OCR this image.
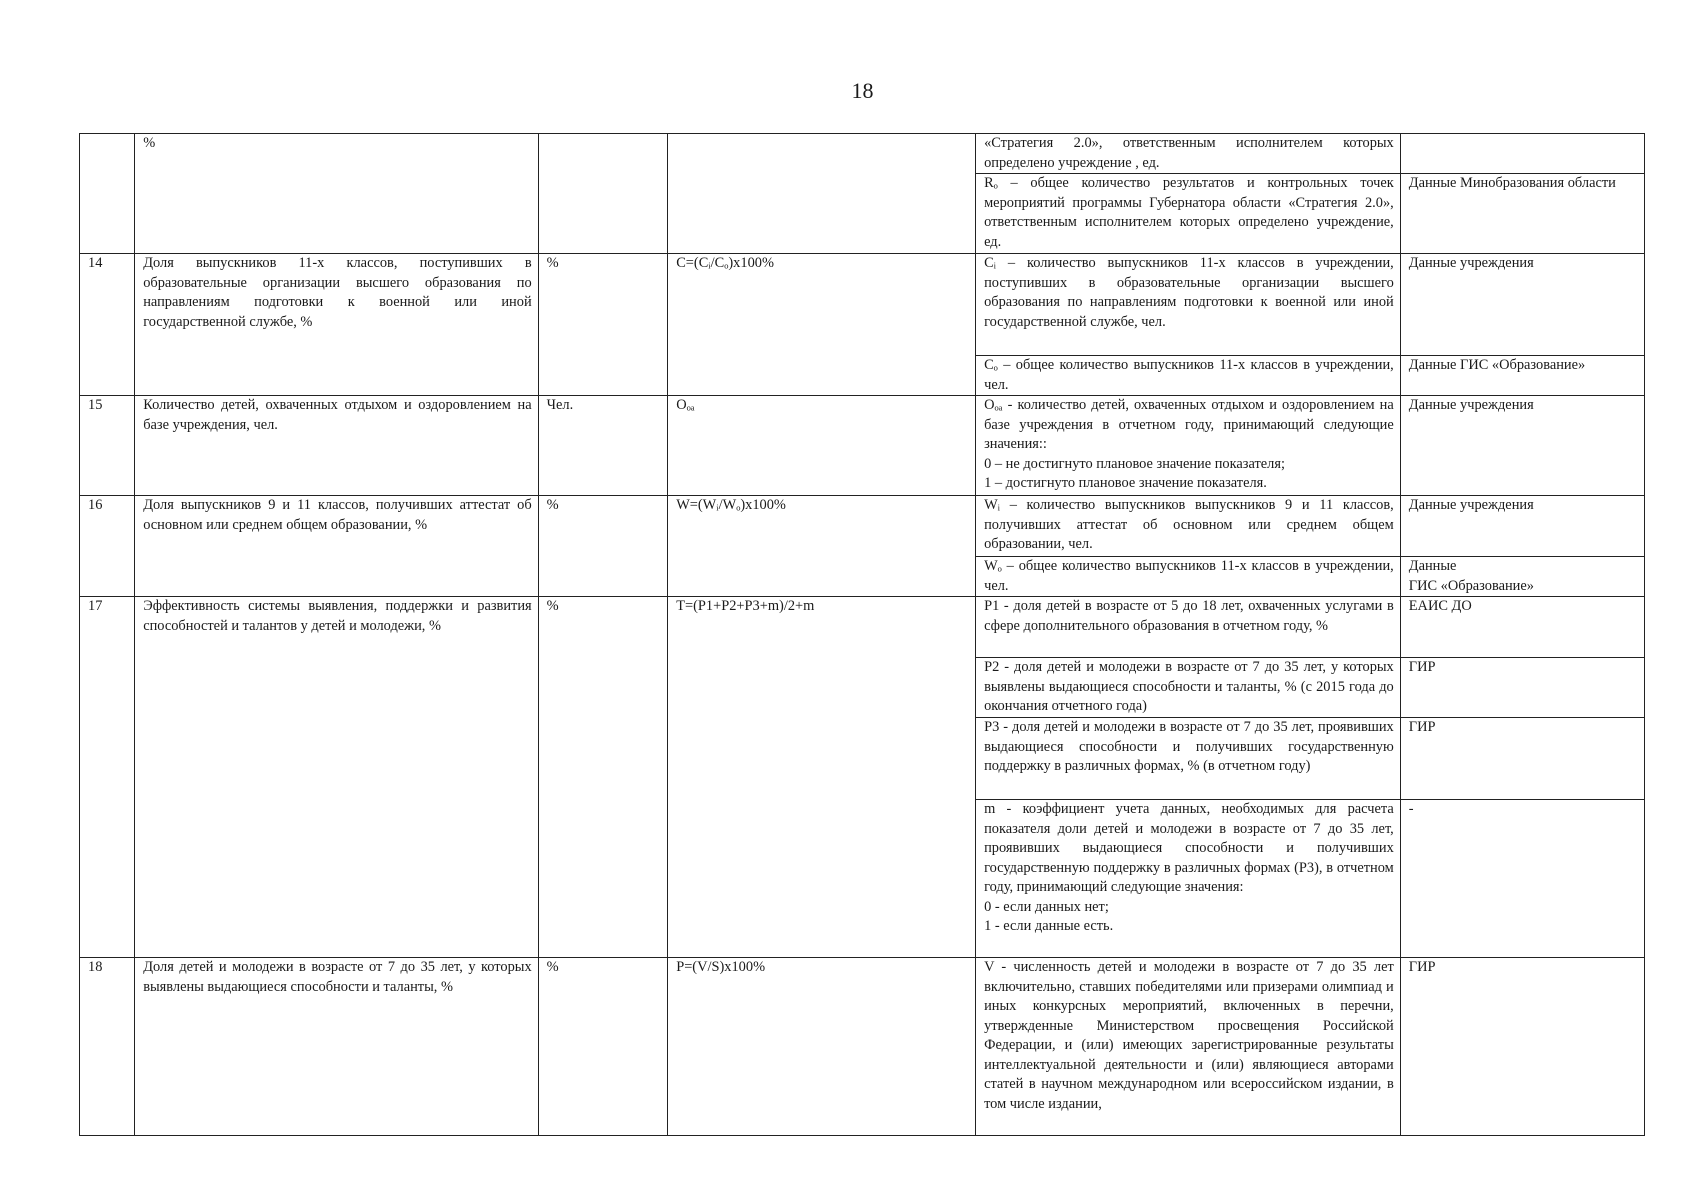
18
	%			«Стратегия 2.0», ответственным исполнителем которых определено учреждение , ед.	
				Rₒ – общее количество результатов и контрольных точек мероприятий программы Губернатора области «Стратегия 2.0», ответственным исполнителем которых определено учреждение, ед.	Данные Минобразования области
14	Доля выпускников 11-х классов, поступивших в образовательные организации высшего образования по направлениям подготовки к военной или иной государственной службе, %	%	C=(Cᵢ/Cₒ)x100%	Cᵢ – количество выпускников 11-х классов в учреждении, поступивших в образовательные организации высшего образования по направлениям подготовки к военной или иной государственной службе, чел.	Данные учреждения
				Cₒ – общее количество выпускников 11-х классов в учреждении, чел.	Данные ГИС «Образование»
15	Количество детей, охваченных отдыхом и оздоровлением на базе учреждения, чел.	Чел.	Oₒₐ	Oₒₐ - количество детей, охваченных отдыхом и оздоровлением на базе учреждения в отчетном году, принимающий следующие значения::
0 – не достигнуто плановое значение показателя;
1 – достигнуто плановое значение показателя.	Данные учреждения
16	Доля выпускников 9 и 11 классов, получивших аттестат об основном или среднем общем образовании, %	%	W=(Wᵢ/Wₒ)x100%	Wᵢ – количество выпускников выпускников 9 и 11 классов, получивших аттестат об основном или среднем общем образовании, чел.	Данные учреждения
				Wₒ – общее количество выпускников 11-х классов в учреждении, чел.	Данные
ГИС «Образование»
17	Эффективность системы выявления, поддержки и развития способностей и талантов у детей и молодежи, %	%	T=(P1+P2+P3+m)/2+m	P1 - доля детей в возрасте от 5 до 18 лет, охваченных услугами в сфере дополнительного образования в отчетном году, %	ЕАИС ДО
				P2 - доля детей и молодежи в возрасте от 7 до 35 лет, у которых выявлены выдающиеся способности и таланты, % (с 2015 года до окончания отчетного года)	ГИР
				P3 - доля детей и молодежи в возрасте от 7 до 35 лет, проявивших выдающиеся способности и получивших государственную поддержку в различных формах, % (в отчетном году)	ГИР
				m - коэффициент учета данных, необходимых для расчета показателя доли детей и молодежи в возрасте от 7 до 35 лет, проявивших выдающиеся способности и получивших государственную поддержку в различных формах (P3), в отчетном году, принимающий следующие значения:
0 - если данных нет;
1 - если данные есть.	-
18	Доля детей и молодежи в возрасте от 7 до 35 лет, у которых выявлены выдающиеся способности и таланты, %	%	P=(V/S)x100%	V - численность детей и молодежи в возрасте от 7 до 35 лет включительно, ставших победителями или призерами олимпиад и иных конкурсных мероприятий, включенных в перечни, утвержденные Министерством просвещения Российской Федерации, и (или) имеющих зарегистрированные результаты интеллектуальной деятельности и (или) являющиеся авторами статей в научном международном или всероссийском издании, в том числе издании,	ГИР
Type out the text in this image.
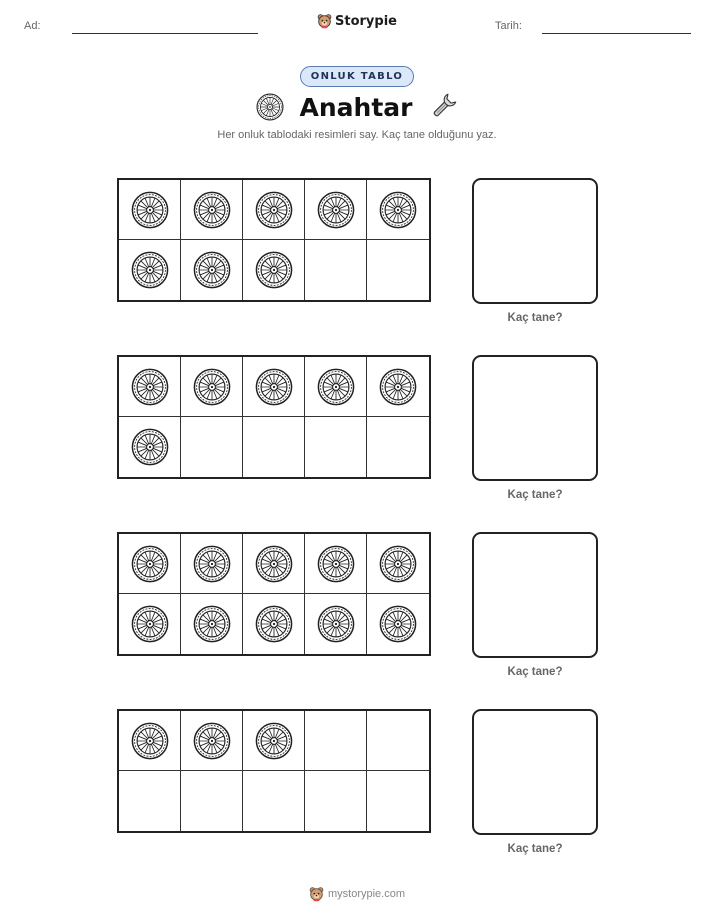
Ad:	Storypie	Tarih:
ONLUK TABLO
Anahtar
Her onluk tablodaki resimleri say. Kaç tane olduğunu yaz.
Kaç tane?
Kaç tane?
Kaç tane?
Kaç tane?
mystorypie.com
★ ★ ★ ★
__Request__. Tally up the lines holding the word "различных" in the data above, and answer with that figure only.

__Answer to this problem__. 2